-- Begin Raw records --

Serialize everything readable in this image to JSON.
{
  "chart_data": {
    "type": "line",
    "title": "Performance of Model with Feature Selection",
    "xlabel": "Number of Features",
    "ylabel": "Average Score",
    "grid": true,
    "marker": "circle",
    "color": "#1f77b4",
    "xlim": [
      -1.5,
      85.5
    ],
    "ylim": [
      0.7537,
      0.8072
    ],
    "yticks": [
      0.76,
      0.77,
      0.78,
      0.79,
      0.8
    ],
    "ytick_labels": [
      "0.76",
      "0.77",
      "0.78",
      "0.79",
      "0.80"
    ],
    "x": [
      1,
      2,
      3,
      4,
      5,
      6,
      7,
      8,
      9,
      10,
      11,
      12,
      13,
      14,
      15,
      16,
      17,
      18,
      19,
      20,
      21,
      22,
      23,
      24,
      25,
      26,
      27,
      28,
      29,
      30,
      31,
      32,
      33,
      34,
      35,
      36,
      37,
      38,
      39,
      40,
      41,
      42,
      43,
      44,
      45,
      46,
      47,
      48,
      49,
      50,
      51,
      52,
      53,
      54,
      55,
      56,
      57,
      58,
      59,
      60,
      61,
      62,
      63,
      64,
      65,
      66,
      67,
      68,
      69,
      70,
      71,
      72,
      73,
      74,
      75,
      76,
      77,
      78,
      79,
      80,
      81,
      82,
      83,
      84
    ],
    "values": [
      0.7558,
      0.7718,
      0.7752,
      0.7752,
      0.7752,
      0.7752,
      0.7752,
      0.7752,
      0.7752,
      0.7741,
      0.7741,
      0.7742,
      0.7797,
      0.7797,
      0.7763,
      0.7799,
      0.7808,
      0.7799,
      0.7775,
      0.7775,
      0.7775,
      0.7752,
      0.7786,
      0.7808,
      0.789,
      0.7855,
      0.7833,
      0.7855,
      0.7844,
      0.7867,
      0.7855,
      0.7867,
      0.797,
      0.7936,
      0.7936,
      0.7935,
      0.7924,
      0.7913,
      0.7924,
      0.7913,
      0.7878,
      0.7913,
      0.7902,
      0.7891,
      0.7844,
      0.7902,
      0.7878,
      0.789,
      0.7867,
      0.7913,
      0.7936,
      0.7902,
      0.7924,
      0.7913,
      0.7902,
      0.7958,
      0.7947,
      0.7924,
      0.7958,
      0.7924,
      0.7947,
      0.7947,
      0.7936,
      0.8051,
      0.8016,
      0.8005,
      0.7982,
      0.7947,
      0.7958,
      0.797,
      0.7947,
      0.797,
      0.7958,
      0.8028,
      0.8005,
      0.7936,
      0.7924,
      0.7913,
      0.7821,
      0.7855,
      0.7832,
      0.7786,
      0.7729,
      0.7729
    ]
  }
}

-- End Raw records --

• [The problem]
Every entry needs to be retyped exactly.

• [Written response]
Serialize everything readable in this image to JSON.
{
  "chart_data": {
    "type": "line",
    "title": "Performance of Model with Feature Selection",
    "xlabel": "Number of Features",
    "ylabel": "Average Score",
    "grid": true,
    "marker": "circle",
    "color": "#1f77b4",
    "xlim": [
      -1.5,
      85.5
    ],
    "ylim": [
      0.7537,
      0.8072
    ],
    "yticks": [
      0.76,
      0.77,
      0.78,
      0.79,
      0.8
    ],
    "ytick_labels": [
      "0.76",
      "0.77",
      "0.78",
      "0.79",
      "0.80"
    ],
    "x": [
      1,
      2,
      3,
      4,
      5,
      6,
      7,
      8,
      9,
      10,
      11,
      12,
      13,
      14,
      15,
      16,
      17,
      18,
      19,
      20,
      21,
      22,
      23,
      24,
      25,
      26,
      27,
      28,
      29,
      30,
      31,
      32,
      33,
      34,
      35,
      36,
      37,
      38,
      39,
      40,
      41,
      42,
      43,
      44,
      45,
      46,
      47,
      48,
      49,
      50,
      51,
      52,
      53,
      54,
      55,
      56,
      57,
      58,
      59,
      60,
      61,
      62,
      63,
      64,
      65,
      66,
      67,
      68,
      69,
      70,
      71,
      72,
      73,
      74,
      75,
      76,
      77,
      78,
      79,
      80,
      81,
      82,
      83,
      84
    ],
    "values": [
      0.7558,
      0.7718,
      0.7752,
      0.7752,
      0.7752,
      0.7752,
      0.7752,
      0.7752,
      0.7752,
      0.7741,
      0.7741,
      0.7742,
      0.7797,
      0.7797,
      0.7763,
      0.7799,
      0.7808,
      0.7799,
      0.7775,
      0.7775,
      0.7775,
      0.7752,
      0.7786,
      0.7808,
      0.789,
      0.7855,
      0.7833,
      0.7855,
      0.7844,
      0.7867,
      0.7855,
      0.7867,
      0.797,
      0.7936,
      0.7936,
      0.7935,
      0.7924,
      0.7913,
      0.7924,
      0.7913,
      0.7878,
      0.7913,
      0.7902,
      0.7891,
      0.7844,
      0.7902,
      0.7878,
      0.789,
      0.7867,
      0.7913,
      0.7936,
      0.7902,
      0.7924,
      0.7913,
      0.7902,
      0.7958,
      0.7947,
      0.7924,
      0.7958,
      0.7924,
      0.7947,
      0.7947,
      0.7936,
      0.8051,
      0.8016,
      0.8005,
      0.7982,
      0.7947,
      0.7958,
      0.797,
      0.7947,
      0.797,
      0.7958,
      0.8028,
      0.8005,
      0.7936,
      0.7924,
      0.7913,
      0.7821,
      0.7855,
      0.7832,
      0.7786,
      0.7729,
      0.7729
    ]
  }
}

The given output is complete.